**Prompt**
Wherever a line holds the string "корп", copy that line.

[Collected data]
________

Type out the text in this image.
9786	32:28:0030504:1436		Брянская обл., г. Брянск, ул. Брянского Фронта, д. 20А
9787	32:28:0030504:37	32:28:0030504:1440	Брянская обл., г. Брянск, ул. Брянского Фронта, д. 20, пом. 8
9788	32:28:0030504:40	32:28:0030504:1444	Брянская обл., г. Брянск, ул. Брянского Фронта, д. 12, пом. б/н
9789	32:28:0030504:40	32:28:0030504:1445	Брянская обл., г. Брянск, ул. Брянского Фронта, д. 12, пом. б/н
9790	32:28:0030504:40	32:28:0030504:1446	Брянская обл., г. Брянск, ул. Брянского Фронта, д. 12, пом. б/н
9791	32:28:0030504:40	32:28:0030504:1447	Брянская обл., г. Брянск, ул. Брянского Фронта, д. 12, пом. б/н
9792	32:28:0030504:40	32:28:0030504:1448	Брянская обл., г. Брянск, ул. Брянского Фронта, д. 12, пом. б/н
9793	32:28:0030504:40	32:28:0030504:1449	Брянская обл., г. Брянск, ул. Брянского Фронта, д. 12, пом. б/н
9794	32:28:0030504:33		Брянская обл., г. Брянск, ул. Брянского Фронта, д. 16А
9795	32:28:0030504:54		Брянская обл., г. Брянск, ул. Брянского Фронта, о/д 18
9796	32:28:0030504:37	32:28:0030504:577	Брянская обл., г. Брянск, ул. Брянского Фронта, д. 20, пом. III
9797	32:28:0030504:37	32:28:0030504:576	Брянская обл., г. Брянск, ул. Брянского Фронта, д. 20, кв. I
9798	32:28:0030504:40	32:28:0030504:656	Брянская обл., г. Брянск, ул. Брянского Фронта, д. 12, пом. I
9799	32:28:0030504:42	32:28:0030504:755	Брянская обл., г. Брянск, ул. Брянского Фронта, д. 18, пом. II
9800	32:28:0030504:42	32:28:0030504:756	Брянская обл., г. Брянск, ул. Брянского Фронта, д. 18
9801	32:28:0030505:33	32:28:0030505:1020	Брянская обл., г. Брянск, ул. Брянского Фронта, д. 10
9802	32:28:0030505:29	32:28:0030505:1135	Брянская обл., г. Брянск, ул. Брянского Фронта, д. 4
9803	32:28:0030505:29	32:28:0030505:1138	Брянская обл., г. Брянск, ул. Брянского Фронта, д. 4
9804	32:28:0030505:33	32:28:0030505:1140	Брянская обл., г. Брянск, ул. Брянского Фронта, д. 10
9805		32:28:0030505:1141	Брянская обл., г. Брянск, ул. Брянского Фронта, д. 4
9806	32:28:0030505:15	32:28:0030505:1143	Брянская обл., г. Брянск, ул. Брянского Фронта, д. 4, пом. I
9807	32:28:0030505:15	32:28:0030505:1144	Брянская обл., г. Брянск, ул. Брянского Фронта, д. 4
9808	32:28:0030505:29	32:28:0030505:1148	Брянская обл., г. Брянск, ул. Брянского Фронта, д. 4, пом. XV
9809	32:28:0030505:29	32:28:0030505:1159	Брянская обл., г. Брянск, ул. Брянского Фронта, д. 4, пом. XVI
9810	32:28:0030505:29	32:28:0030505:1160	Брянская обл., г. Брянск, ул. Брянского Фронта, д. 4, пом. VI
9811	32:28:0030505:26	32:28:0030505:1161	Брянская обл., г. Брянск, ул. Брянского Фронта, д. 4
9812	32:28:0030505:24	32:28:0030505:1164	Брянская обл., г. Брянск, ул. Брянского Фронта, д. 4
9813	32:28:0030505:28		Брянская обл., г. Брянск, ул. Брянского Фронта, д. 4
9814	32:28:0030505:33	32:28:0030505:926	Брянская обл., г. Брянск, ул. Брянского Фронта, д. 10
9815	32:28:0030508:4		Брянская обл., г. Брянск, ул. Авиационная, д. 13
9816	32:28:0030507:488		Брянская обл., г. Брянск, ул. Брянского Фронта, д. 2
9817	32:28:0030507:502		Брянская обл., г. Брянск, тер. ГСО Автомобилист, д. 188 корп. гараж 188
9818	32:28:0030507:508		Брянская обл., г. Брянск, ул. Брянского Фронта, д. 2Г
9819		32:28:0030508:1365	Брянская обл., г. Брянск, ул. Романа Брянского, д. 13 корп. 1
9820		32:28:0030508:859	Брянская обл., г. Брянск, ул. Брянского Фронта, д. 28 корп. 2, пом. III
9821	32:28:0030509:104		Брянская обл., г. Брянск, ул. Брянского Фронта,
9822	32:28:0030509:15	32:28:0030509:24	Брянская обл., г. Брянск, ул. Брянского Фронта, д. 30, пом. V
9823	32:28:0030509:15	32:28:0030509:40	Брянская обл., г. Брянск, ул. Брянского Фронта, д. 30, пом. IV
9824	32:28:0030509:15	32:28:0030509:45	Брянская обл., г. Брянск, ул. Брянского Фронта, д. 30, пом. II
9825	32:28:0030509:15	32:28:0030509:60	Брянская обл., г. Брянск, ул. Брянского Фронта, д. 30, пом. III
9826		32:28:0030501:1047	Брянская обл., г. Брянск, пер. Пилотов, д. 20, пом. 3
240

________

**Complete response**
9817	32:28:0030507:502		Брянская обл., г. Брянск, тер. ГСО Автомобилист, д. 188 корп. гараж 188
9819		32:28:0030508:1365	Брянская обл., г. Брянск, ул. Романа Брянского, д. 13 корп. 1
9820		32:28:0030508:859	Брянская обл., г. Брянск, ул. Брянского Фронта, д. 28 корп. 2, пом. III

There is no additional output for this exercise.